> _TASK_
Reproduce the listing below exactly. Pictures do not belong in the copy.

──────────────────────────────

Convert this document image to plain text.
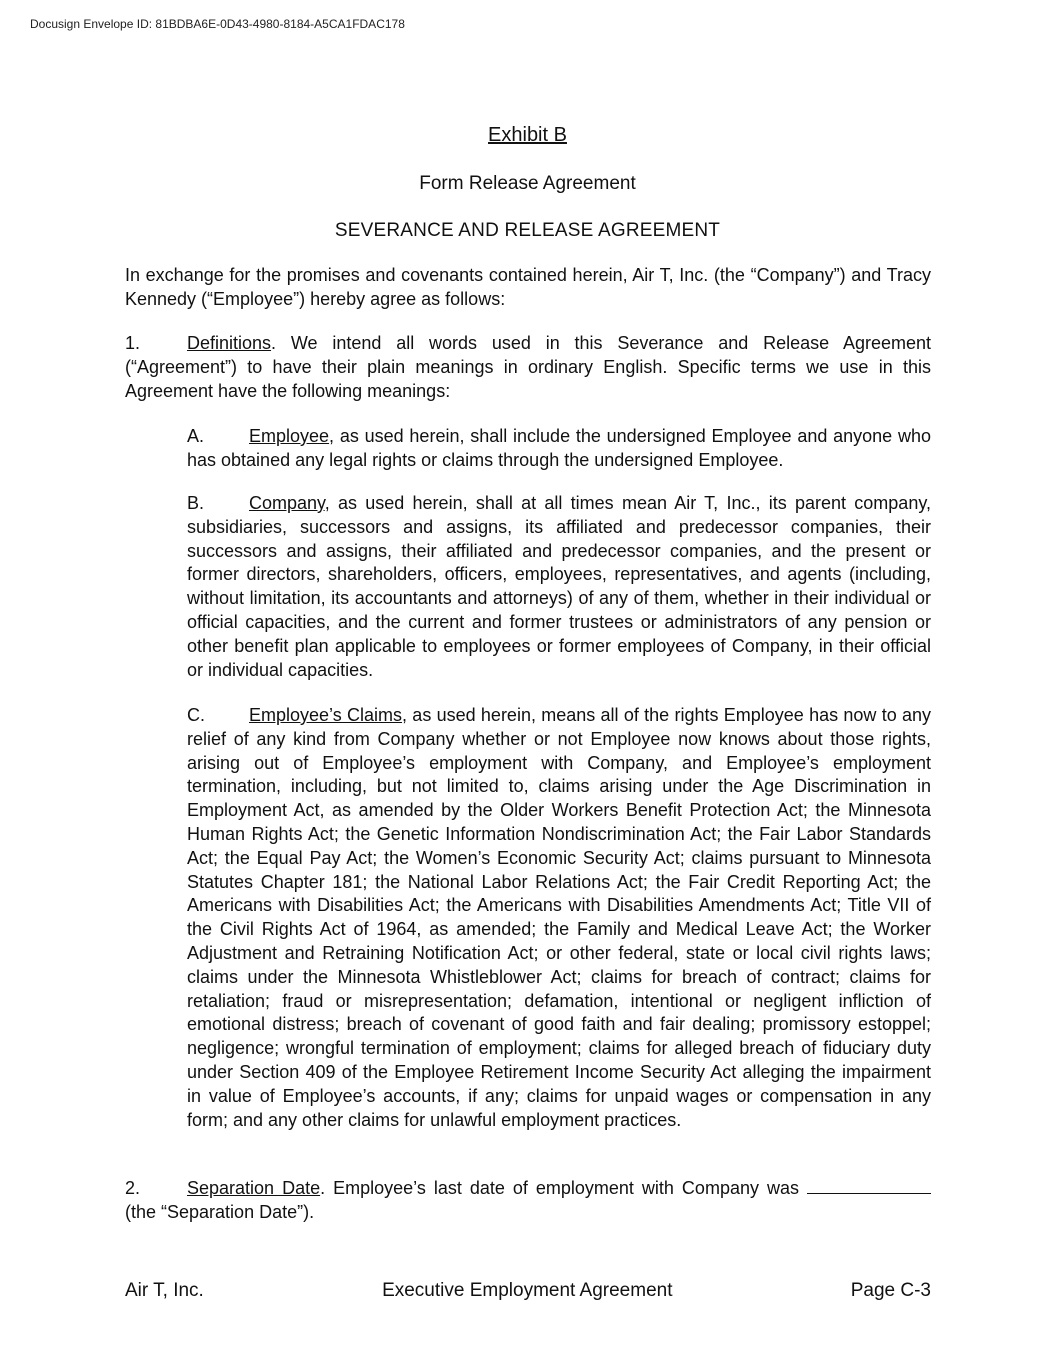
Docusign Envelope ID: 81BDBA6E-0D43-4980-8184-A5CA1FDAC178
Exhibit B
Form Release Agreement
SEVERANCE AND RELEASE AGREEMENT

In exchange for the promises and covenants contained herein, Air T, Inc. (the “Company”) and Tracy Kennedy (“Employee”) hereby agree as follows:

1.	Definitions. We intend all words used in this Severance and Release Agreement (“Agreement”) to have their plain meanings in ordinary English. Specific terms we use in this Agreement have the following meanings:

A. Employee, as used herein, shall include the undersigned Employee and anyone who has obtained any legal rights or claims through the undersigned Employee.

B. Company, as used herein, shall at all times mean Air T, Inc., its parent company, subsidiaries, successors and assigns, its affiliated and predecessor companies, their successors and assigns, their affiliated and predecessor companies, and the present or former directors, shareholders, officers, employees, representatives, and agents (including, without limitation, its accountants and attorneys) of any of them, whether in their individual or official capacities, and the current and former trustees or administrators of any pension or other benefit plan applicable to employees or former employees of Company, in their official or individual capacities.

C. Employee’s Claims, as used herein, means all of the rights Employee has now to any relief of any kind from Company whether or not Employee now knows about those rights, arising out of Employee’s employment with Company, and Employee’s employment termination, including, but not limited to, claims arising under the Age Discrimination in Employment Act, as amended by the Older Workers Benefit Protection Act; the Minnesota Human Rights Act; the Genetic Information Nondiscrimination Act; the Fair Labor Standards Act; the Equal Pay Act; the Women’s Economic Security Act; claims pursuant to Minnesota Statutes Chapter 181; the National Labor Relations Act; the Fair Credit Reporting Act; the Americans with Disabilities Act; the Americans with Disabilities Amendments Act; Title VII of the Civil Rights Act of 1964, as amended; the Family and Medical Leave Act; the Worker Adjustment and Retraining Notification Act; or other federal, state or local civil rights laws; claims under the Minnesota Whistleblower Act; claims for breach of contract; claims for retaliation; fraud or misrepresentation; defamation, intentional or negligent infliction of emotional distress; breach of covenant of good faith and fair dealing; promissory estoppel; negligence; wrongful termination of employment; claims for alleged breach of fiduciary duty under Section 409 of the Employee Retirement Income Security Act alleging the impairment in value of Employee’s accounts, if any; claims for unpaid wages or compensation in any form; and any other claims for unlawful employment practices.

2.	Separation Date. Employee’s last date of employment with Company was  (the “Separation Date”).

Air T, Inc.	Executive Employment Agreement	Page C-3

──────────────────────────────

> _WRITTEN ANSWER_
Convert this document image to plain text.
Docusign Envelope ID: 81BDBA6E-0D43-4980-8184-A5CA1FDAC178
Exhibit B
Form Release Agreement
SEVERANCE AND RELEASE AGREEMENT

In exchange for the promises and covenants contained herein, Air T, Inc. (the “Company”) and Tracy Kennedy (“Employee”) hereby agree as follows:

1.	Definitions. We intend all words used in this Severance and Release Agreement (“Agreement”) to have their plain meanings in ordinary English. Specific terms we use in this Agreement have the following meanings:

A. Employee, as used herein, shall include the undersigned Employee and anyone who has obtained any legal rights or claims through the undersigned Employee.

B. Company, as used herein, shall at all times mean Air T, Inc., its parent company, subsidiaries, successors and assigns, its affiliated and predecessor companies, their successors and assigns, their affiliated and predecessor companies, and the present or former directors, shareholders, officers, employees, representatives, and agents (including, without limitation, its accountants and attorneys) of any of them, whether in their individual or official capacities, and the current and former trustees or administrators of any pension or other benefit plan applicable to employees or former employees of Company, in their official or individual capacities.

C. Employee’s Claims, as used herein, means all of the rights Employee has now to any relief of any kind from Company whether or not Employee now knows about those rights, arising out of Employee’s employment with Company, and Employee’s employment termination, including, but not limited to, claims arising under the Age Discrimination in Employment Act, as amended by the Older Workers Benefit Protection Act; the Minnesota Human Rights Act; the Genetic Information Nondiscrimination Act; the Fair Labor Standards Act; the Equal Pay Act; the Women’s Economic Security Act; claims pursuant to Minnesota Statutes Chapter 181; the National Labor Relations Act; the Fair Credit Reporting Act; the Americans with Disabilities Act; the Americans with Disabilities Amendments Act; Title VII of the Civil Rights Act of 1964, as amended; the Family and Medical Leave Act; the Worker Adjustment and Retraining Notification Act; or other federal, state or local civil rights laws; claims under the Minnesota Whistleblower Act; claims for breach of contract; claims for retaliation; fraud or misrepresentation; defamation, intentional or negligent infliction of emotional distress; breach of covenant of good faith and fair dealing; promissory estoppel; negligence; wrongful termination of employment; claims for alleged breach of fiduciary duty under Section 409 of the Employee Retirement Income Security Act alleging the impairment in value of Employee’s accounts, if any; claims for unpaid wages or compensation in any form; and any other claims for unlawful employment practices.

2.	Separation Date. Employee’s last date of employment with Company was  (the “Separation Date”).

Air T, Inc.	Executive Employment Agreement	Page C-3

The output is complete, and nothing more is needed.